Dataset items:
>> Begin
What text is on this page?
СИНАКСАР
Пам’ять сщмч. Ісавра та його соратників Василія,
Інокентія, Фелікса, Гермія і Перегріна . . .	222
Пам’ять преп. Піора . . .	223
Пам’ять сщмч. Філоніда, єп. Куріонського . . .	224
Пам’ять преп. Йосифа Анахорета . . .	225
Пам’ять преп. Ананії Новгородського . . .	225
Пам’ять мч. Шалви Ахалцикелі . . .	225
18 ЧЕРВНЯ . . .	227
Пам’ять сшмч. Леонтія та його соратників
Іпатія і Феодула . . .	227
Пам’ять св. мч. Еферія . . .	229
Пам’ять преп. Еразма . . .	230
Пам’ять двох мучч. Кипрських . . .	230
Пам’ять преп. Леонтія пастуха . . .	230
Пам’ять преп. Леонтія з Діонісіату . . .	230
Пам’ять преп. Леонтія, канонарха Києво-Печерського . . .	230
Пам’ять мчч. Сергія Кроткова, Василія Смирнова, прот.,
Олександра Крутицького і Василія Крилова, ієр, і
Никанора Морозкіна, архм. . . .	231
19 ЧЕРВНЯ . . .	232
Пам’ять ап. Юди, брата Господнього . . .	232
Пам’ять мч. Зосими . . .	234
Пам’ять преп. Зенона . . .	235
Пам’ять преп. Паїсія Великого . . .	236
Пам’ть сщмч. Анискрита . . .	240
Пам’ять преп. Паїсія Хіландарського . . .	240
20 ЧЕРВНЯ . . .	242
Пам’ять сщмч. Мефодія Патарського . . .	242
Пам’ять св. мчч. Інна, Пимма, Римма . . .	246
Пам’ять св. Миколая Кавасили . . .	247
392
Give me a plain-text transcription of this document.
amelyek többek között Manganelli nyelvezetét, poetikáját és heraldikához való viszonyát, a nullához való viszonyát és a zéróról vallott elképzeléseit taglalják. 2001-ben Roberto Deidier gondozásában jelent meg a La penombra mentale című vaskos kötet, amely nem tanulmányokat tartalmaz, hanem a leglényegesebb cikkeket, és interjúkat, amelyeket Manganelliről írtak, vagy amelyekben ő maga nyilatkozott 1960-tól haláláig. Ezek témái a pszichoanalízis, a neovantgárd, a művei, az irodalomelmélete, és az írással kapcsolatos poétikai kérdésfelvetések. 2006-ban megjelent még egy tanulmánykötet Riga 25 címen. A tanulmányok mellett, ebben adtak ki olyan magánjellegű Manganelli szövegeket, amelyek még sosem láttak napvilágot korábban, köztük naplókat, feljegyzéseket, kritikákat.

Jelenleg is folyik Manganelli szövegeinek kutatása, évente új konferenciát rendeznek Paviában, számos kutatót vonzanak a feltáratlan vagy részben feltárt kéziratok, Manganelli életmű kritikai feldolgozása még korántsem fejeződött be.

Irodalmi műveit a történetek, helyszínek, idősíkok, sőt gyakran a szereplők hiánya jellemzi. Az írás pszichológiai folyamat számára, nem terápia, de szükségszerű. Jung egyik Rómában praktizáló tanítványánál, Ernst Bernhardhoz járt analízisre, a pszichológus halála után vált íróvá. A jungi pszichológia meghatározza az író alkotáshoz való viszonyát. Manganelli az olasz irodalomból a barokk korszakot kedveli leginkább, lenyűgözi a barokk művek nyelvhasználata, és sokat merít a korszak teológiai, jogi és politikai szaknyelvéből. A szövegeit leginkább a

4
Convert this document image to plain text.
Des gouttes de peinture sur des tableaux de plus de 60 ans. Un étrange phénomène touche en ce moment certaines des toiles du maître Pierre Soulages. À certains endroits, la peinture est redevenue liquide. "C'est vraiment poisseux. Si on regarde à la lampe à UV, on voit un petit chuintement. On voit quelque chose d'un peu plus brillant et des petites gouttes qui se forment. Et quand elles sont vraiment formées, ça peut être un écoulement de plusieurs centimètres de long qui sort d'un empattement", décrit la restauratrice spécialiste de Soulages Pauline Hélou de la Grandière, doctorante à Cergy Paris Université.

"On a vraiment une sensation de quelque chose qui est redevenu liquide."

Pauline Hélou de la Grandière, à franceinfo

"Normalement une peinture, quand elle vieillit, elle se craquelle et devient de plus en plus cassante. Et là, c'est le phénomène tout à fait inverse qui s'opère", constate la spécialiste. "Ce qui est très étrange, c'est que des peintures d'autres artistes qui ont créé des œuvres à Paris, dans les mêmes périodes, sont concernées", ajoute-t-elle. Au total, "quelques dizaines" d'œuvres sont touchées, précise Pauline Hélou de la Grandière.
>> End
_WHAT IS BEING ASKED_
Restate the data above exactly, keeping each word as it stands.

_RESPONSE_
What text is on this page?
СИНАКСАР
Пам’ять сщмч. Ісавра та його соратників Василія,
Інокентія, Фелікса, Гермія і Перегріна . . .	222
Пам’ять преп. Піора . . .	223
Пам’ять сщмч. Філоніда, єп. Куріонського . . .	224
Пам’ять преп. Йосифа Анахорета . . .	225
Пам’ять преп. Ананії Новгородського . . .	225
Пам’ять мч. Шалви Ахалцикелі . . .	225
18 ЧЕРВНЯ . . .	227
Пам’ять сшмч. Леонтія та його соратників
Іпатія і Феодула . . .	227
Пам’ять св. мч. Еферія . . .	229
Пам’ять преп. Еразма . . .	230
Пам’ять двох мучч. Кипрських . . .	230
Пам’ять преп. Леонтія пастуха . . .	230
Пам’ять преп. Леонтія з Діонісіату . . .	230
Пам’ять преп. Леонтія, канонарха Києво-Печерського . . .	230
Пам’ять мчч. Сергія Кроткова, Василія Смирнова, прот.,
Олександра Крутицького і Василія Крилова, ієр, і
Никанора Морозкіна, архм. . . .	231
19 ЧЕРВНЯ . . .	232
Пам’ять ап. Юди, брата Господнього . . .	232
Пам’ять мч. Зосими . . .	234
Пам’ять преп. Зенона . . .	235
Пам’ять преп. Паїсія Великого . . .	236
Пам’ть сщмч. Анискрита . . .	240
Пам’ять преп. Паїсія Хіландарського . . .	240
20 ЧЕРВНЯ . . .	242
Пам’ять сщмч. Мефодія Патарського . . .	242
Пам’ять св. мчч. Інна, Пимма, Римма . . .	246
Пам’ять св. Миколая Кавасили . . .	247
392
Give me a plain-text transcription of this document.
amelyek többek között Manganelli nyelvezetét, poetikáját és heraldikához való viszonyát, a nullához való viszonyát és a zéróról vallott elképzeléseit taglalják. 2001-ben Roberto Deidier gondozásában jelent meg a La penombra mentale című vaskos kötet, amely nem tanulmányokat tartalmaz, hanem a leglényegesebb cikkeket, és interjúkat, amelyeket Manganelliről írtak, vagy amelyekben ő maga nyilatkozott 1960-tól haláláig. Ezek témái a pszichoanalízis, a neovantgárd, a művei, az irodalomelmélete, és az írással kapcsolatos poétikai kérdésfelvetések. 2006-ban megjelent még egy tanulmánykötet Riga 25 címen. A tanulmányok mellett, ebben adtak ki olyan magánjellegű Manganelli szövegeket, amelyek még sosem láttak napvilágot korábban, köztük naplókat, feljegyzéseket, kritikákat.

Jelenleg is folyik Manganelli szövegeinek kutatása, évente új konferenciát rendeznek Paviában, számos kutatót vonzanak a feltáratlan vagy részben feltárt kéziratok, Manganelli életmű kritikai feldolgozása még korántsem fejeződött be.

Irodalmi műveit a történetek, helyszínek, idősíkok, sőt gyakran a szereplők hiánya jellemzi. Az írás pszichológiai folyamat számára, nem terápia, de szükségszerű. Jung egyik Rómában praktizáló tanítványánál, Ernst Bernhardhoz járt analízisre, a pszichológus halála után vált íróvá. A jungi pszichológia meghatározza az író alkotáshoz való viszonyát. Manganelli az olasz irodalomból a barokk korszakot kedveli leginkább, lenyűgözi a barokk művek nyelvhasználata, és sokat merít a korszak teológiai, jogi és politikai szaknyelvéből. A szövegeit leginkább a

4
Convert this document image to plain text.
Des gouttes de peinture sur des tableaux de plus de 60 ans. Un étrange phénomène touche en ce moment certaines des toiles du maître Pierre Soulages. À certains endroits, la peinture est redevenue liquide. "C'est vraiment poisseux. Si on regarde à la lampe à UV, on voit un petit chuintement. On voit quelque chose d'un peu plus brillant et des petites gouttes qui se forment. Et quand elles sont vraiment formées, ça peut être un écoulement de plusieurs centimètres de long qui sort d'un empattement", décrit la restauratrice spécialiste de Soulages Pauline Hélou de la Grandière, doctorante à Cergy Paris Université.

"On a vraiment une sensation de quelque chose qui est redevenu liquide."

Pauline Hélou de la Grandière, à franceinfo

"Normalement une peinture, quand elle vieillit, elle se craquelle et devient de plus en plus cassante. Et là, c'est le phénomène tout à fait inverse qui s'opère", constate la spécialiste. "Ce qui est très étrange, c'est que des peintures d'autres artistes qui ont créé des œuvres à Paris, dans les mêmes périodes, sont concernées", ajoute-t-elle. Au total, "quelques dizaines" d'œuvres sont touchées, précise Pauline Hélou de la Grandière.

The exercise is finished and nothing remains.